(SOURCE RECORDS):

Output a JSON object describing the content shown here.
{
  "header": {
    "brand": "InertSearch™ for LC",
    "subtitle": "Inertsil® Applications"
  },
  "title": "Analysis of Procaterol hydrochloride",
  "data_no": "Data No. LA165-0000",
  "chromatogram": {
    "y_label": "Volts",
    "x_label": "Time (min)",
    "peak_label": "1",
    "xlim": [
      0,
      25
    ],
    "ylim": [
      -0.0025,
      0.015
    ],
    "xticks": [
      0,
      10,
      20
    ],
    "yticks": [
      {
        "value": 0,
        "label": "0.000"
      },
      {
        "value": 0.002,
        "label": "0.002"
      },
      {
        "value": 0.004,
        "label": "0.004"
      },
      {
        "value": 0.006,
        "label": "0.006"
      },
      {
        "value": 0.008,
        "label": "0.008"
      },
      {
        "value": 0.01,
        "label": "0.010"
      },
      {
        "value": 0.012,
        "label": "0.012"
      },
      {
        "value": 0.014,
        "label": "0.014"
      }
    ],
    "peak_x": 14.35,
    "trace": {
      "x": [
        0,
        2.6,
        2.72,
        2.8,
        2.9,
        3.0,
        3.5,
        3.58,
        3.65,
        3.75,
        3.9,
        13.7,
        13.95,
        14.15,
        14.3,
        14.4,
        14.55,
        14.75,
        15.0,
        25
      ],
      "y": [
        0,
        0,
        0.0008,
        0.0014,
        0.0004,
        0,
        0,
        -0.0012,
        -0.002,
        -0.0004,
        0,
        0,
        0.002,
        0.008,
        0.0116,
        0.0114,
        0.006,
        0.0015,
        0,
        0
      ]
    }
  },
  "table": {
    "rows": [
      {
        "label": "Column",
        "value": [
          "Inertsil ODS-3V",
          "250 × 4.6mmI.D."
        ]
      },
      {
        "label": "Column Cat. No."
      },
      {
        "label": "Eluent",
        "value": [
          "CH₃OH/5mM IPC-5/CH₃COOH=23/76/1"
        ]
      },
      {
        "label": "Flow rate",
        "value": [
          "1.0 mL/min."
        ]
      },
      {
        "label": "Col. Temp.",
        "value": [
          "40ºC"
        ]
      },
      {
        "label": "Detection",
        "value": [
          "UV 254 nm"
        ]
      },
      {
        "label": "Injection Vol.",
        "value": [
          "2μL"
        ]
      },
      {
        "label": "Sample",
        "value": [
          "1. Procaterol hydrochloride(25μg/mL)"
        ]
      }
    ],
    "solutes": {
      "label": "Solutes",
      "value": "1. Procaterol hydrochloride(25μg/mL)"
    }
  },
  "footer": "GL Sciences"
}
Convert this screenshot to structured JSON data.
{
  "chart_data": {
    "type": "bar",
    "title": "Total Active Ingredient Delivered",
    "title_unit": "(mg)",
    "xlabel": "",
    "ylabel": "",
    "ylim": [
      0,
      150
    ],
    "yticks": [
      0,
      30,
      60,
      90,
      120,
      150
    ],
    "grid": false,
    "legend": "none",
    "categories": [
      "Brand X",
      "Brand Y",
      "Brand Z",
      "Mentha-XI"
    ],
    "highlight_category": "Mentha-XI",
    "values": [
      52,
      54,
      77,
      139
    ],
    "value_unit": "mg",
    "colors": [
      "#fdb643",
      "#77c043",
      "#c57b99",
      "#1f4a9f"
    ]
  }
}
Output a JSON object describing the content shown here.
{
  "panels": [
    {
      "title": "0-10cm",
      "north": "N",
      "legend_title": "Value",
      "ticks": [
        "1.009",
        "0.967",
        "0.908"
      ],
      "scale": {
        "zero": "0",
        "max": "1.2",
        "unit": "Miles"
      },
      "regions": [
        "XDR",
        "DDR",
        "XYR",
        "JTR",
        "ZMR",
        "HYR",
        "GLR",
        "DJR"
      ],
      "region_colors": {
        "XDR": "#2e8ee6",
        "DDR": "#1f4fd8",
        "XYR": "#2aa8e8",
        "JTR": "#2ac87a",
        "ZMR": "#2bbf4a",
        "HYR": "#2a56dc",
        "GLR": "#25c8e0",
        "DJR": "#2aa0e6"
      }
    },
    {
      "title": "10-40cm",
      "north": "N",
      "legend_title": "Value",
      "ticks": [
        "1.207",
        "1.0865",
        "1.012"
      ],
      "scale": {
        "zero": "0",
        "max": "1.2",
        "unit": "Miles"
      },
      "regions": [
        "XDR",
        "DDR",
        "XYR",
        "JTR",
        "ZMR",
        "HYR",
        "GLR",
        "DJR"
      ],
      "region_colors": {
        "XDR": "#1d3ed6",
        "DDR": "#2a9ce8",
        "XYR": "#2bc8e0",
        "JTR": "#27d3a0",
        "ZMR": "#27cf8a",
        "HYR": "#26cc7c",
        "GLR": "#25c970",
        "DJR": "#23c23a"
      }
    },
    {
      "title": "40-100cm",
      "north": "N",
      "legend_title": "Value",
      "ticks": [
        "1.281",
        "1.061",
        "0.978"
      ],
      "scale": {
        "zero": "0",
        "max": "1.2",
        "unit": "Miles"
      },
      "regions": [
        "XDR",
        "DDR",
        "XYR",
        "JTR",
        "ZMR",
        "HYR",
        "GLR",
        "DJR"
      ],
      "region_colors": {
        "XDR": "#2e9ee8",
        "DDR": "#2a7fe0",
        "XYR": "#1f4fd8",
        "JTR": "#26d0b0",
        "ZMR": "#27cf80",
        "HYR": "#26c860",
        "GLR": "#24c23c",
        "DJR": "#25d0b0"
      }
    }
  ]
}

(WORK TO BE COMPLETED):
Here, the records must be output exactly and in full.

(WRITTEN ANSWER):
Output a JSON object describing the content shown here.
{
  "header": {
    "brand": "InertSearch™ for LC",
    "subtitle": "Inertsil® Applications"
  },
  "title": "Analysis of Procaterol hydrochloride",
  "data_no": "Data No. LA165-0000",
  "chromatogram": {
    "y_label": "Volts",
    "x_label": "Time (min)",
    "peak_label": "1",
    "xlim": [
      0,
      25
    ],
    "ylim": [
      -0.0025,
      0.015
    ],
    "xticks": [
      0,
      10,
      20
    ],
    "yticks": [
      {
        "value": 0,
        "label": "0.000"
      },
      {
        "value": 0.002,
        "label": "0.002"
      },
      {
        "value": 0.004,
        "label": "0.004"
      },
      {
        "value": 0.006,
        "label": "0.006"
      },
      {
        "value": 0.008,
        "label": "0.008"
      },
      {
        "value": 0.01,
        "label": "0.010"
      },
      {
        "value": 0.012,
        "label": "0.012"
      },
      {
        "value": 0.014,
        "label": "0.014"
      }
    ],
    "peak_x": 14.35,
    "trace": {
      "x": [
        0,
        2.6,
        2.72,
        2.8,
        2.9,
        3.0,
        3.5,
        3.58,
        3.65,
        3.75,
        3.9,
        13.7,
        13.95,
        14.15,
        14.3,
        14.4,
        14.55,
        14.75,
        15.0,
        25
      ],
      "y": [
        0,
        0,
        0.0008,
        0.0014,
        0.0004,
        0,
        0,
        -0.0012,
        -0.002,
        -0.0004,
        0,
        0,
        0.002,
        0.008,
        0.0116,
        0.0114,
        0.006,
        0.0015,
        0,
        0
      ]
    }
  },
  "table": {
    "rows": [
      {
        "label": "Column",
        "value": [
          "Inertsil ODS-3V",
          "250 × 4.6mmI.D."
        ]
      },
      {
        "label": "Column Cat. No."
      },
      {
        "label": "Eluent",
        "value": [
          "CH₃OH/5mM IPC-5/CH₃COOH=23/76/1"
        ]
      },
      {
        "label": "Flow rate",
        "value": [
          "1.0 mL/min."
        ]
      },
      {
        "label": "Col. Temp.",
        "value": [
          "40ºC"
        ]
      },
      {
        "label": "Detection",
        "value": [
          "UV 254 nm"
        ]
      },
      {
        "label": "Injection Vol.",
        "value": [
          "2μL"
        ]
      },
      {
        "label": "Sample",
        "value": [
          "1. Procaterol hydrochloride(25μg/mL)"
        ]
      }
    ],
    "solutes": {
      "label": "Solutes",
      "value": "1. Procaterol hydrochloride(25μg/mL)"
    }
  },
  "footer": "GL Sciences"
}
Convert this screenshot to structured JSON data.
{
  "chart_data": {
    "type": "bar",
    "title": "Total Active Ingredient Delivered",
    "title_unit": "(mg)",
    "xlabel": "",
    "ylabel": "",
    "ylim": [
      0,
      150
    ],
    "yticks": [
      0,
      30,
      60,
      90,
      120,
      150
    ],
    "grid": false,
    "legend": "none",
    "categories": [
      "Brand X",
      "Brand Y",
      "Brand Z",
      "Mentha-XI"
    ],
    "highlight_category": "Mentha-XI",
    "values": [
      52,
      54,
      77,
      139
    ],
    "value_unit": "mg",
    "colors": [
      "#fdb643",
      "#77c043",
      "#c57b99",
      "#1f4a9f"
    ]
  }
}
Output a JSON object describing the content shown here.
{
  "panels": [
    {
      "title": "0-10cm",
      "north": "N",
      "legend_title": "Value",
      "ticks": [
        "1.009",
        "0.967",
        "0.908"
      ],
      "scale": {
        "zero": "0",
        "max": "1.2",
        "unit": "Miles"
      },
      "regions": [
        "XDR",
        "DDR",
        "XYR",
        "JTR",
        "ZMR",
        "HYR",
        "GLR",
        "DJR"
      ],
      "region_colors": {
        "XDR": "#2e8ee6",
        "DDR": "#1f4fd8",
        "XYR": "#2aa8e8",
        "JTR": "#2ac87a",
        "ZMR": "#2bbf4a",
        "HYR": "#2a56dc",
        "GLR": "#25c8e0",
        "DJR": "#2aa0e6"
      }
    },
    {
      "title": "10-40cm",
      "north": "N",
      "legend_title": "Value",
      "ticks": [
        "1.207",
        "1.0865",
        "1.012"
      ],
      "scale": {
        "zero": "0",
        "max": "1.2",
        "unit": "Miles"
      },
      "regions": [
        "XDR",
        "DDR",
        "XYR",
        "JTR",
        "ZMR",
        "HYR",
        "GLR",
        "DJR"
      ],
      "region_colors": {
        "XDR": "#1d3ed6",
        "DDR": "#2a9ce8",
        "XYR": "#2bc8e0",
        "JTR": "#27d3a0",
        "ZMR": "#27cf8a",
        "HYR": "#26cc7c",
        "GLR": "#25c970",
        "DJR": "#23c23a"
      }
    },
    {
      "title": "40-100cm",
      "north": "N",
      "legend_title": "Value",
      "ticks": [
        "1.281",
        "1.061",
        "0.978"
      ],
      "scale": {
        "zero": "0",
        "max": "1.2",
        "unit": "Miles"
      },
      "regions": [
        "XDR",
        "DDR",
        "XYR",
        "JTR",
        "ZMR",
        "HYR",
        "GLR",
        "DJR"
      ],
      "region_colors": {
        "XDR": "#2e9ee8",
        "DDR": "#2a7fe0",
        "XYR": "#1f4fd8",
        "JTR": "#26d0b0",
        "ZMR": "#27cf80",
        "HYR": "#26c860",
        "GLR": "#24c23c",
        "DJR": "#25d0b0"
      }
    }
  ]
}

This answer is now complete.